§ WHAT IS ASKED:
Tell how many lines have the string "Сальдо" in them, and write nothing besides the number.

Excerpts from a figure dataset:
....................
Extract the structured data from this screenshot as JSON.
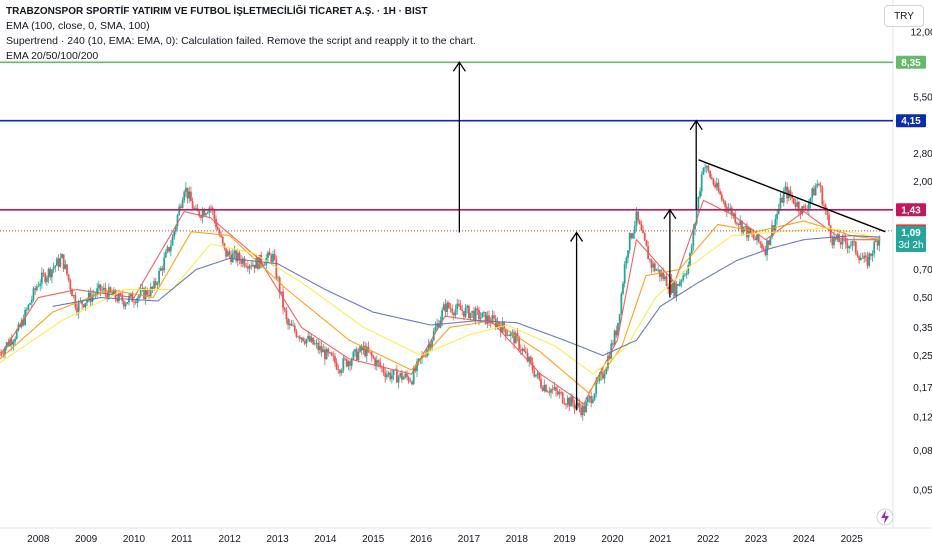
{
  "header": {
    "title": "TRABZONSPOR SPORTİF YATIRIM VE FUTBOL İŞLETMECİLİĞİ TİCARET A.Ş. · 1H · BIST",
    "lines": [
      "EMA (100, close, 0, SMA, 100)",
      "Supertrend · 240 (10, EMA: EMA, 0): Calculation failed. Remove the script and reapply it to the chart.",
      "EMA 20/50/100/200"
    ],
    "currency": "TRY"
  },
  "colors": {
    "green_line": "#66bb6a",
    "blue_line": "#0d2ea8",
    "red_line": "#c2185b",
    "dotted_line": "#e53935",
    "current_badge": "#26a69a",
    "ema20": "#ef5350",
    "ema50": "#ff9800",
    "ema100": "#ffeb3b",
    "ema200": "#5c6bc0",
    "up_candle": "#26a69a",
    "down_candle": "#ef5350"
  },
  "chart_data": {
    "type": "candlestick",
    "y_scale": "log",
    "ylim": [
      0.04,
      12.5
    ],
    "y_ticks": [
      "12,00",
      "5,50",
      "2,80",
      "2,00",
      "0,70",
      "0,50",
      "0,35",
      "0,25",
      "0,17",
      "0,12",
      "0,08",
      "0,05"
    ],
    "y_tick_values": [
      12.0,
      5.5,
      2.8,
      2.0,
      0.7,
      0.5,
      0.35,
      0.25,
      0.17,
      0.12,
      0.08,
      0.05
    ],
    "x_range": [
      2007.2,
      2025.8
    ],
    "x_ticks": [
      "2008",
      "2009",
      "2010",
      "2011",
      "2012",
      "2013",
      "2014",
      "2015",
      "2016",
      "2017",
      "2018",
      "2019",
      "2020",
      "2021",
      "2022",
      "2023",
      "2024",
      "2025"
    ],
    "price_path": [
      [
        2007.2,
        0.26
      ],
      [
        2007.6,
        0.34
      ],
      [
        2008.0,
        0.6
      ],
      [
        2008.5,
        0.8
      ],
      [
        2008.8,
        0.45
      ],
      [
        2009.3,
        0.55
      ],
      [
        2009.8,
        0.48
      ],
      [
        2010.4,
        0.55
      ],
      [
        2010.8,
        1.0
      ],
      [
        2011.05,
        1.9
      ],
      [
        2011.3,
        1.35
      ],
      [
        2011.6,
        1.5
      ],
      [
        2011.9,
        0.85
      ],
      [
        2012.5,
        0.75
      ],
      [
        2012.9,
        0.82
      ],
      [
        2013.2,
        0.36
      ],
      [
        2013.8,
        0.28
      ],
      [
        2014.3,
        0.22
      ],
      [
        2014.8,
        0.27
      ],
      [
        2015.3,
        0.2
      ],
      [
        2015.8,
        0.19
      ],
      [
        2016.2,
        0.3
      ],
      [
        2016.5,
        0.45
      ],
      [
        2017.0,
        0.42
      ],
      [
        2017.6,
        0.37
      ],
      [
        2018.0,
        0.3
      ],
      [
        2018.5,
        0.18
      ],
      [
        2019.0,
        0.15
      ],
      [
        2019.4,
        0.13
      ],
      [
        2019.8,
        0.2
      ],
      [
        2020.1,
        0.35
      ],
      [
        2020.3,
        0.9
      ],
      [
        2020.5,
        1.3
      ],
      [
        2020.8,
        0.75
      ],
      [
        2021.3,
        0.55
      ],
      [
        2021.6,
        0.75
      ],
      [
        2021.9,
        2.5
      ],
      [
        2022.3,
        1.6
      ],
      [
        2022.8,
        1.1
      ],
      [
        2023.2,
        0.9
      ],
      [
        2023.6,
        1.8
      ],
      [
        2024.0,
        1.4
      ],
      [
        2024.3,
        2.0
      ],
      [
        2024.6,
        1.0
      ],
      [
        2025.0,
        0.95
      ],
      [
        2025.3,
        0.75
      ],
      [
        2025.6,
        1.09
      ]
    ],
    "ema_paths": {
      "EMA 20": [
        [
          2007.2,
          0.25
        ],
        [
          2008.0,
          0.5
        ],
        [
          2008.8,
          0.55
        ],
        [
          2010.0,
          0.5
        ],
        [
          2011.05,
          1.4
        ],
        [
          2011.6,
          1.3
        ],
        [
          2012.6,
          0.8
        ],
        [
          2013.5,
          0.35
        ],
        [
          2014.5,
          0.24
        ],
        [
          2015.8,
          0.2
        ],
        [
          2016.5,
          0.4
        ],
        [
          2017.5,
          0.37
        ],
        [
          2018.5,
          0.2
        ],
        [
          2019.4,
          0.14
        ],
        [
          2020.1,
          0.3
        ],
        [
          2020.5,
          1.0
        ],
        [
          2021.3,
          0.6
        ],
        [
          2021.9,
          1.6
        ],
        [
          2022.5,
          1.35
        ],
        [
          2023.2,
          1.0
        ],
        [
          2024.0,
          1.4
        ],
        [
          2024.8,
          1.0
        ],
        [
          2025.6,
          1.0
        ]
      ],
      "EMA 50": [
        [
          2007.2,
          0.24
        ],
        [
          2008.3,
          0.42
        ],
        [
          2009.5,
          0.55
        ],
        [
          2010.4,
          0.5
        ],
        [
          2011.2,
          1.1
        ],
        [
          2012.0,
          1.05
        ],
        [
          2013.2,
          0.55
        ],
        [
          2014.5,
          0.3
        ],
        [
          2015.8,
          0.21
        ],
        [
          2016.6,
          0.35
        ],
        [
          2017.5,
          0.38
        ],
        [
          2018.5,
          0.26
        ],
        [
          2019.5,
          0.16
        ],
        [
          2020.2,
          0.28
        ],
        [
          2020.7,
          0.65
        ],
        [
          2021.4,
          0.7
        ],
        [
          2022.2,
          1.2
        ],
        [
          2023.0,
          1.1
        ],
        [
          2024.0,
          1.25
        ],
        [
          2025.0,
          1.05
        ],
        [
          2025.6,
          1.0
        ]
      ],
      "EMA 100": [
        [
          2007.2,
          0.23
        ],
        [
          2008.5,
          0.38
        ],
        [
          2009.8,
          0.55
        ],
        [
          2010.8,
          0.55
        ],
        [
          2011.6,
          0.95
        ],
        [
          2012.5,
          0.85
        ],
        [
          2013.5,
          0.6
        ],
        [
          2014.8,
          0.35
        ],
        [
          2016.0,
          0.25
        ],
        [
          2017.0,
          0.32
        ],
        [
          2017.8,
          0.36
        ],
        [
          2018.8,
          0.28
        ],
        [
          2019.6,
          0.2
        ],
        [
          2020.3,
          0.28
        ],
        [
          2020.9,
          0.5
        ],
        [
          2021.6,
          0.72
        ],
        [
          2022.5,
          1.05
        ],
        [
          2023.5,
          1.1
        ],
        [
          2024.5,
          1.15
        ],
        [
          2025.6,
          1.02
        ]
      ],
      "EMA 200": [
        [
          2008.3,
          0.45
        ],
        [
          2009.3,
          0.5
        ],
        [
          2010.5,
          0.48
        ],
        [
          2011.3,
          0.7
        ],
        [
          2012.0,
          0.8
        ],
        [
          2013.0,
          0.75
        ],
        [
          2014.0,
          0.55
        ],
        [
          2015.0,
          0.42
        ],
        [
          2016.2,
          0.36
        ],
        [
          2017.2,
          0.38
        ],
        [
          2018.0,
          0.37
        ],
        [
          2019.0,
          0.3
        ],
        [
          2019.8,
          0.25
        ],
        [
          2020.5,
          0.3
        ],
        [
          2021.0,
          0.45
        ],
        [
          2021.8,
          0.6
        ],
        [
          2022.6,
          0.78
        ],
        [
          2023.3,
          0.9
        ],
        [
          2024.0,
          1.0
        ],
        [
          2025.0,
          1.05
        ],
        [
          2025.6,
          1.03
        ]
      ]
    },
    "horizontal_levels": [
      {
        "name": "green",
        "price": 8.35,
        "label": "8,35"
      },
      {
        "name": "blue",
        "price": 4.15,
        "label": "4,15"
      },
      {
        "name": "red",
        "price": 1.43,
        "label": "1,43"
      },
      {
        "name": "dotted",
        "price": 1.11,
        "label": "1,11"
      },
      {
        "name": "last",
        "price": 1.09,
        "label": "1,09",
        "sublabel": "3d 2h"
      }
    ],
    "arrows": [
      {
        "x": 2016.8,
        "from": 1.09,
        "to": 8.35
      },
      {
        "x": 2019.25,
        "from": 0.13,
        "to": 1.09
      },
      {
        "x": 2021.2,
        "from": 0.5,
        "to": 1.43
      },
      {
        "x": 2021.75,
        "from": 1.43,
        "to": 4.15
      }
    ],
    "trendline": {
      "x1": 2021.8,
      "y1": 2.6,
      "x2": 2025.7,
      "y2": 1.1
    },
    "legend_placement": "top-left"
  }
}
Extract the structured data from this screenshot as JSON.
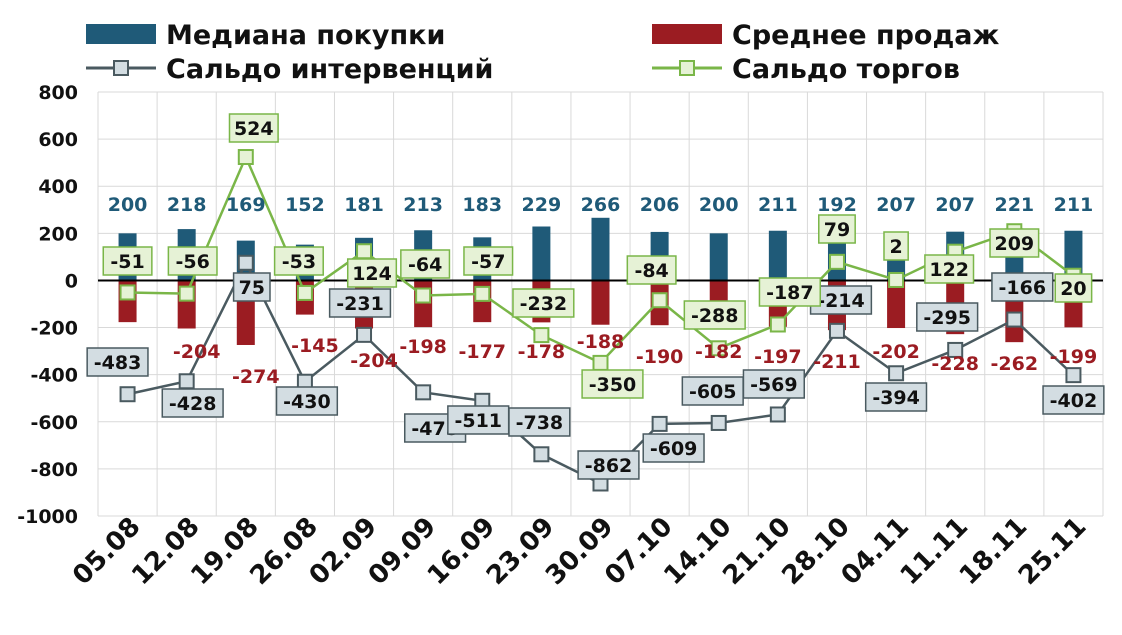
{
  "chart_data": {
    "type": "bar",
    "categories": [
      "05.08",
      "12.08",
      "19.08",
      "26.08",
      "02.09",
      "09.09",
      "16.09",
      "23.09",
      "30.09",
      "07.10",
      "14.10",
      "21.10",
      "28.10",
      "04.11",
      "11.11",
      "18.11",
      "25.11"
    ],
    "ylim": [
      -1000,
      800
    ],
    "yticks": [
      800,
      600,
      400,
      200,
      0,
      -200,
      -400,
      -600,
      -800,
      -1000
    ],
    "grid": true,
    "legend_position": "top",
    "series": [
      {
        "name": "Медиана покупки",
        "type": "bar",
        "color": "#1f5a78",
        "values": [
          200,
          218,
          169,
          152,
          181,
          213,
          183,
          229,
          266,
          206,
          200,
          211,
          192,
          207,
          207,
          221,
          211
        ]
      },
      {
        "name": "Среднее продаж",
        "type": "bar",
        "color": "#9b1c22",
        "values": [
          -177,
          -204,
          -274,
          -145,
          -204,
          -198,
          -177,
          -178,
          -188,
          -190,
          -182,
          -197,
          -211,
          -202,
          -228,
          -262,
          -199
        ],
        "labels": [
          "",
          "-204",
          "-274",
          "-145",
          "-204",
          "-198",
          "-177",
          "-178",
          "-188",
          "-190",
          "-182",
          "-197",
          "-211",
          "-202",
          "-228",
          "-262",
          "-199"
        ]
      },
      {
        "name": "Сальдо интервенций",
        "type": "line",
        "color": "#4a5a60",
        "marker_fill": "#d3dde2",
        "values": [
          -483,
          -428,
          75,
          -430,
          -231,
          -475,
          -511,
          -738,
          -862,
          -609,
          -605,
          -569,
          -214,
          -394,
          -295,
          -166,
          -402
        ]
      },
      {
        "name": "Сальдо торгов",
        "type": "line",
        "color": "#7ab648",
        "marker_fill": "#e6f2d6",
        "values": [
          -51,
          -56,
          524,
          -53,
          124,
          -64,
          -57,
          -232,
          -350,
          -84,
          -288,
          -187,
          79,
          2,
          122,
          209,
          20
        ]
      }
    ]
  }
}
....................
§ WORKED SOLUTION:
2